WHAT IS ASKED | From the listing below, copy every line with the word "проведении".

SUPPLIED MATERIAL |
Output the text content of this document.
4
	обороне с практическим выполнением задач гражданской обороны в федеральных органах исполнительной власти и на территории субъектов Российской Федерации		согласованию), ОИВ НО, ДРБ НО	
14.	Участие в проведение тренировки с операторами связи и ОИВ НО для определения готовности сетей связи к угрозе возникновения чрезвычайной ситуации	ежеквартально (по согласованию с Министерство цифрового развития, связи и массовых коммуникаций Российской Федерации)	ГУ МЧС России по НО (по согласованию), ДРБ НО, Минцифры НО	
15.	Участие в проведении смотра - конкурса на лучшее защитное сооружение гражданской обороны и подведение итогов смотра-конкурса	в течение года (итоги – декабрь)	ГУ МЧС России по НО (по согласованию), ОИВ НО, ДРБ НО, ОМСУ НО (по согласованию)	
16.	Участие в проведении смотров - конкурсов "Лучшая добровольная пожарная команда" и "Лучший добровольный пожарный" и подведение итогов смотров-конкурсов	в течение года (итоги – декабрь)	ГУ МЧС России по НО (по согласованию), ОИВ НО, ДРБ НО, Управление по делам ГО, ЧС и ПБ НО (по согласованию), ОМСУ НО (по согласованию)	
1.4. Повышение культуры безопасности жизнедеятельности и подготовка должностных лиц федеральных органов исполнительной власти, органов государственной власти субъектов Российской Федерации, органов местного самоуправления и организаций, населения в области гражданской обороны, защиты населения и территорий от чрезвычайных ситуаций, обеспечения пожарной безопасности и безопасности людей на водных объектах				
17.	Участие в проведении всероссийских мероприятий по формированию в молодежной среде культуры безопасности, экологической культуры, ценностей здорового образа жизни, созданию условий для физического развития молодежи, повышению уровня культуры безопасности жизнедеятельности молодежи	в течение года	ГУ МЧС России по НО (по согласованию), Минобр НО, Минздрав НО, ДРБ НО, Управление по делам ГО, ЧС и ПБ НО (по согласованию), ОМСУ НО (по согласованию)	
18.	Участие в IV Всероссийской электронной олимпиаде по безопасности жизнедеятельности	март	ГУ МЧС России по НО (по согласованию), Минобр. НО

REPLY TO THE TASK |
15.	Участие в проведении смотра - конкурса на лучшее защитное сооружение гражданской обороны и подведение итогов смотра-конкурса	в течение года (итоги – декабрь)	ГУ МЧС России по НО (по согласованию), ОИВ НО, ДРБ НО, ОМСУ НО (по согласованию)	
16.	Участие в проведении смотров - конкурсов "Лучшая добровольная пожарная команда" и "Лучший добровольный пожарный" и подведение итогов смотров-конкурсов	в течение года (итоги – декабрь)	ГУ МЧС России по НО (по согласованию), ОИВ НО, ДРБ НО, Управление по делам ГО, ЧС и ПБ НО (по согласованию), ОМСУ НО (по согласованию)	
17.	Участие в проведении всероссийских мероприятий по формированию в молодежной среде культуры безопасности, экологической культуры, ценностей здорового образа жизни, созданию условий для физического развития молодежи, повышению уровня культуры безопасности жизнедеятельности молодежи	в течение года	ГУ МЧС России по НО (по согласованию), Минобр НО, Минздрав НО, ДРБ НО, Управление по делам ГО, ЧС и ПБ НО (по согласованию), ОМСУ НО (по согласованию)	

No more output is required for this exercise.